Extracts from a graphics dataset:
====================
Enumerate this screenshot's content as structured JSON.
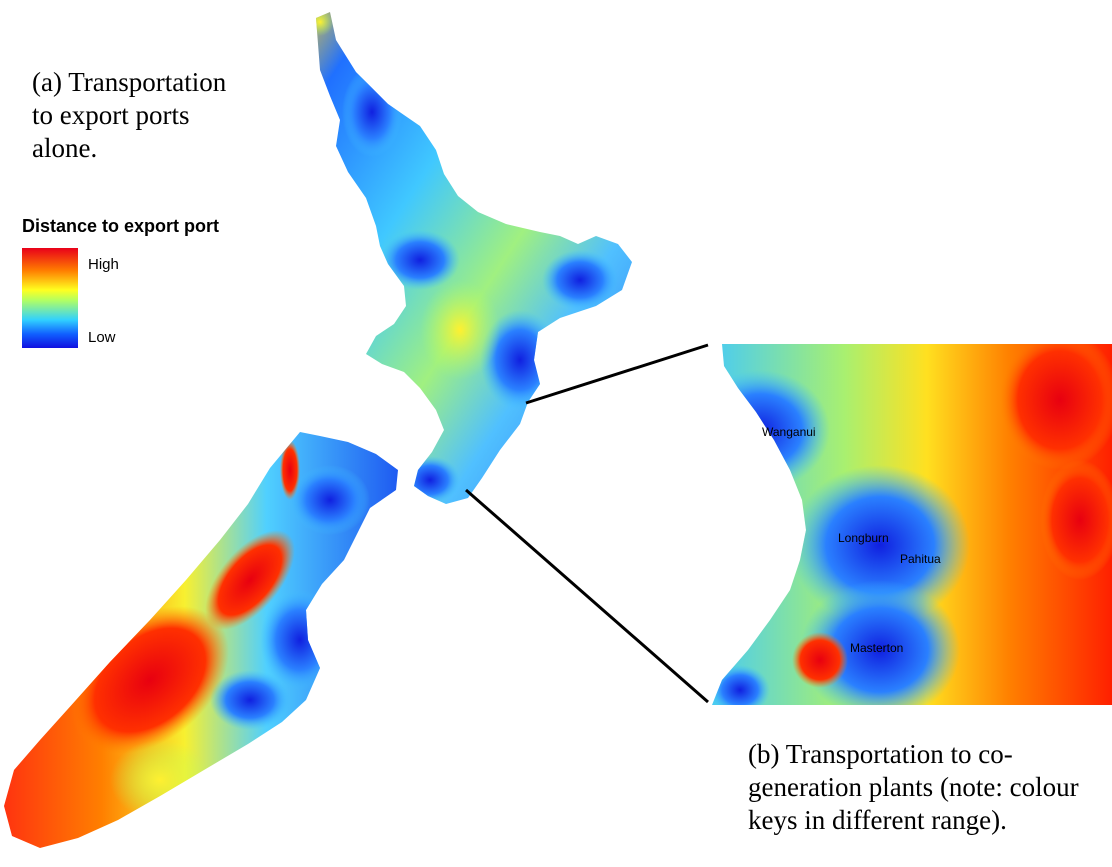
{
  "captions": {
    "a": "(a) Transportation\nto export ports\nalone.",
    "b": "(b) Transportation to co-\ngeneration plants (note: colour\nkeys in different range)."
  },
  "legend": {
    "title": "Distance to export port",
    "high": "High",
    "low": "Low",
    "colors": [
      "#e8001a",
      "#ff7a00",
      "#ffff20",
      "#30d0ff",
      "#1010e0"
    ]
  },
  "places": {
    "wanganui": "Wanganui",
    "longburn": "Longburn",
    "pahitua": "Pahitua",
    "masterton": "Masterton"
  }
}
====================
Output all of the records exactly as they appear above, but not the pictures.

> Response:
Enumerate this screenshot's content as structured JSON.
{
  "captions": {
    "a": "(a) Transportation\nto export ports\nalone.",
    "b": "(b) Transportation to co-\ngeneration plants (note: colour\nkeys in different range)."
  },
  "legend": {
    "title": "Distance to export port",
    "high": "High",
    "low": "Low",
    "colors": [
      "#e8001a",
      "#ff7a00",
      "#ffff20",
      "#30d0ff",
      "#1010e0"
    ]
  },
  "places": {
    "wanganui": "Wanganui",
    "longburn": "Longburn",
    "pahitua": "Pahitua",
    "masterton": "Masterton"
  }
}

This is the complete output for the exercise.